[Begin]

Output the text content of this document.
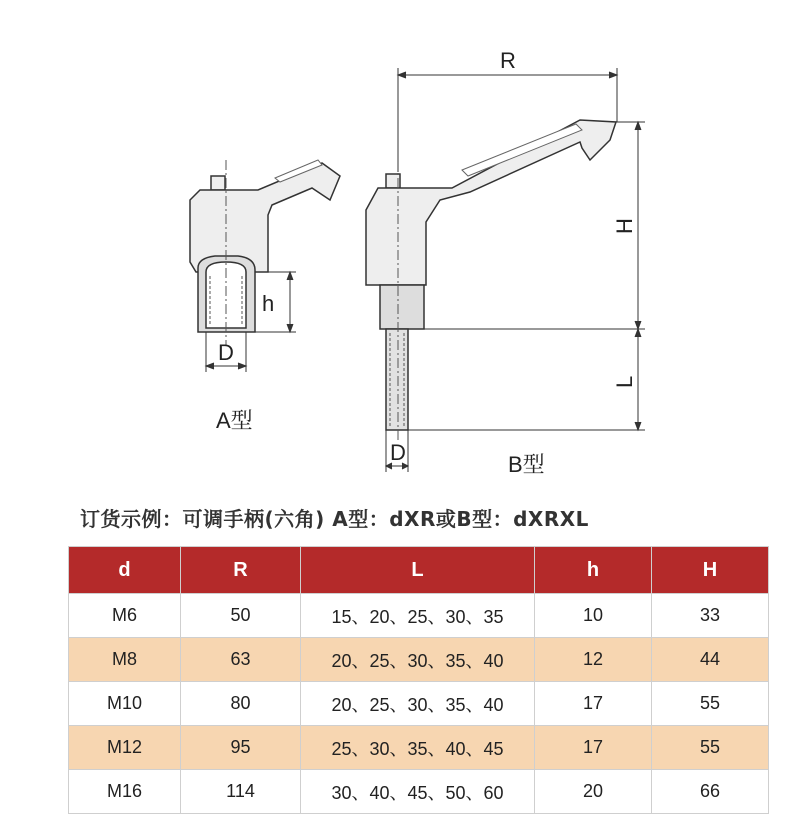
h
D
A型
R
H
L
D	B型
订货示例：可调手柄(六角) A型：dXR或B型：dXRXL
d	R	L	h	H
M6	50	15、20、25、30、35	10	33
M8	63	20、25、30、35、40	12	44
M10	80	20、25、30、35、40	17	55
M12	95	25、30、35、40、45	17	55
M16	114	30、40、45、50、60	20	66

[End]

WHAT TO WORK ON
Restate the data above exactly, stripping out each image.

REPLY TO THE TASK
Output the text content of this document.
h
D
A型
R
H
L
D	B型
订货示例：可调手柄(六角) A型：dXR或B型：dXRXL
d	R	L	h	H
M6	50	15、20、25、30、35	10	33
M8	63	20、25、30、35、40	12	44
M10	80	20、25、30、35、40	17	55
M12	95	25、30、35、40、45	17	55
M16	114	30、40、45、50、60	20	66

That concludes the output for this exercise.